■ Challenge: Please give the entries again in full and exactly, without any picture.

(Collected data entries)
-------------------------

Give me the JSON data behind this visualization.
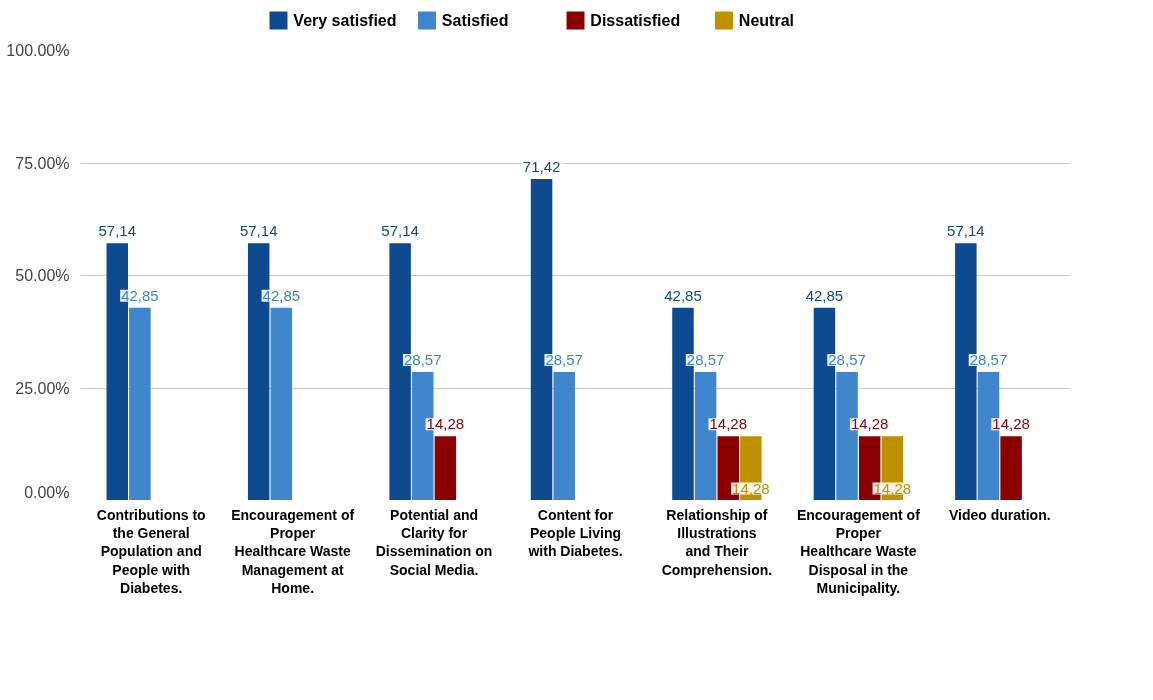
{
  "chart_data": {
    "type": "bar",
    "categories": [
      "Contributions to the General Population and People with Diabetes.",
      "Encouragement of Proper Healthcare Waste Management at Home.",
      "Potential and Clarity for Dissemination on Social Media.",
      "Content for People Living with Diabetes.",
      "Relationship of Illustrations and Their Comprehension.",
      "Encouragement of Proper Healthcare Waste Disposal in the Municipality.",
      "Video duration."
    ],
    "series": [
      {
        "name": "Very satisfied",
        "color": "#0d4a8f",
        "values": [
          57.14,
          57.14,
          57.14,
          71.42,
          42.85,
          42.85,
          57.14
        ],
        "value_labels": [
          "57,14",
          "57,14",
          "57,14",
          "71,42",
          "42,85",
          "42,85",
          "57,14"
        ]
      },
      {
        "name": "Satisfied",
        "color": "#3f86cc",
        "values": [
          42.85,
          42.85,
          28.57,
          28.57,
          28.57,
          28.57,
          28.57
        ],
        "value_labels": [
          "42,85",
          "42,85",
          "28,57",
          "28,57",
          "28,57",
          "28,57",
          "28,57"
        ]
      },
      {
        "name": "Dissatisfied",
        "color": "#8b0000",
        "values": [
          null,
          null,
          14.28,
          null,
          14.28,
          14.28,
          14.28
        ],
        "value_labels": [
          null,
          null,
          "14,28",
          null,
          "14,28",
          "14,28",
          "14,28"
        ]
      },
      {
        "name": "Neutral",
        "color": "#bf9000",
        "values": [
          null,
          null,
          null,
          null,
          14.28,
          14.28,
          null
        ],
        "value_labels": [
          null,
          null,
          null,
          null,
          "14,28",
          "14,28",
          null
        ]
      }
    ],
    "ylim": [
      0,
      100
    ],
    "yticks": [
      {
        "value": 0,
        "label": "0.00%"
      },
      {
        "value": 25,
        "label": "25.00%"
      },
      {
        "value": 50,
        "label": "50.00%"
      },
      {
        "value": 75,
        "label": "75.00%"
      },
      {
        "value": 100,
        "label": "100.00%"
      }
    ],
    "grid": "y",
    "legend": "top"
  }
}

-------------------------

■ Solution to the problem:
Give me the JSON data behind this visualization.
{
  "chart_data": {
    "type": "bar",
    "categories": [
      "Contributions to the General Population and People with Diabetes.",
      "Encouragement of Proper Healthcare Waste Management at Home.",
      "Potential and Clarity for Dissemination on Social Media.",
      "Content for People Living with Diabetes.",
      "Relationship of Illustrations and Their Comprehension.",
      "Encouragement of Proper Healthcare Waste Disposal in the Municipality.",
      "Video duration."
    ],
    "series": [
      {
        "name": "Very satisfied",
        "color": "#0d4a8f",
        "values": [
          57.14,
          57.14,
          57.14,
          71.42,
          42.85,
          42.85,
          57.14
        ],
        "value_labels": [
          "57,14",
          "57,14",
          "57,14",
          "71,42",
          "42,85",
          "42,85",
          "57,14"
        ]
      },
      {
        "name": "Satisfied",
        "color": "#3f86cc",
        "values": [
          42.85,
          42.85,
          28.57,
          28.57,
          28.57,
          28.57,
          28.57
        ],
        "value_labels": [
          "42,85",
          "42,85",
          "28,57",
          "28,57",
          "28,57",
          "28,57",
          "28,57"
        ]
      },
      {
        "name": "Dissatisfied",
        "color": "#8b0000",
        "values": [
          null,
          null,
          14.28,
          null,
          14.28,
          14.28,
          14.28
        ],
        "value_labels": [
          null,
          null,
          "14,28",
          null,
          "14,28",
          "14,28",
          "14,28"
        ]
      },
      {
        "name": "Neutral",
        "color": "#bf9000",
        "values": [
          null,
          null,
          null,
          null,
          14.28,
          14.28,
          null
        ],
        "value_labels": [
          null,
          null,
          null,
          null,
          "14,28",
          "14,28",
          null
        ]
      }
    ],
    "ylim": [
      0,
      100
    ],
    "yticks": [
      {
        "value": 0,
        "label": "0.00%"
      },
      {
        "value": 25,
        "label": "25.00%"
      },
      {
        "value": 50,
        "label": "50.00%"
      },
      {
        "value": 75,
        "label": "75.00%"
      },
      {
        "value": 100,
        "label": "100.00%"
      }
    ],
    "grid": "y",
    "legend": "top"
  }
}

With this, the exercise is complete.